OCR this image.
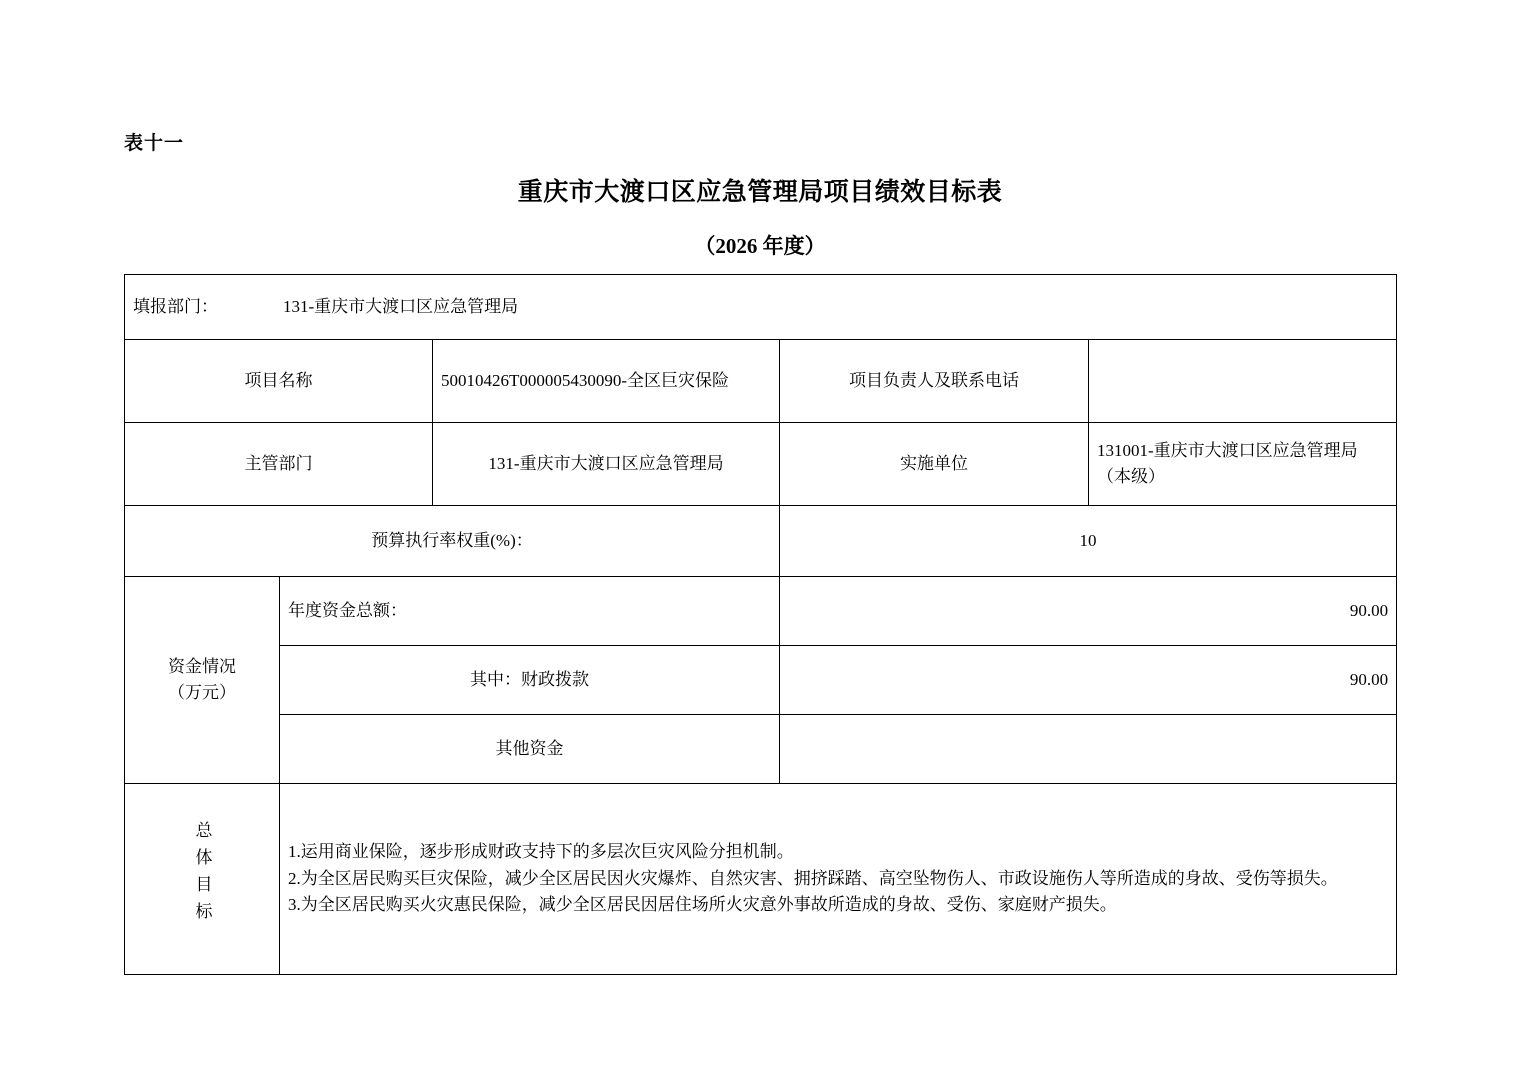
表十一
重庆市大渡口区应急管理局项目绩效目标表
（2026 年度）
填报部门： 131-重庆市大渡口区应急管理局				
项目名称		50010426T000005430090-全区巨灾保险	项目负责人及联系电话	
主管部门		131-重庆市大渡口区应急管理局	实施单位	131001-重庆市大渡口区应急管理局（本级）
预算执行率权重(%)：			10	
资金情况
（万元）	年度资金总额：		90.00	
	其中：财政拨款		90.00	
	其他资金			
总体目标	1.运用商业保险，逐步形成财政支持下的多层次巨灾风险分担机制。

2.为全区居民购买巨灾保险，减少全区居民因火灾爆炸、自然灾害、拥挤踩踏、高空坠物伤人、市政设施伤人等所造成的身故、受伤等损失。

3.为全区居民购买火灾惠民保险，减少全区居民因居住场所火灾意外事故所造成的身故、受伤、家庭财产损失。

▶ Goal of the exercise: Nothing in the entries should change as you copy them, except that the pictures are left out.

▶ Task response:
OCR this image.
表十一
重庆市大渡口区应急管理局项目绩效目标表
（2026 年度）
填报部门： 131-重庆市大渡口区应急管理局				
项目名称		50010426T000005430090-全区巨灾保险	项目负责人及联系电话	
主管部门		131-重庆市大渡口区应急管理局	实施单位	131001-重庆市大渡口区应急管理局（本级）
预算执行率权重(%)：			10	
资金情况
（万元）	年度资金总额：		90.00	
	其中：财政拨款		90.00	
	其他资金			
总体目标	1.运用商业保险，逐步形成财政支持下的多层次巨灾风险分担机制。

2.为全区居民购买巨灾保险，减少全区居民因火灾爆炸、自然灾害、拥挤踩踏、高空坠物伤人、市政设施伤人等所造成的身故、受伤等损失。

3.为全区居民购买火灾惠民保险，减少全区居民因居住场所火灾意外事故所造成的身故、受伤、家庭财产损失。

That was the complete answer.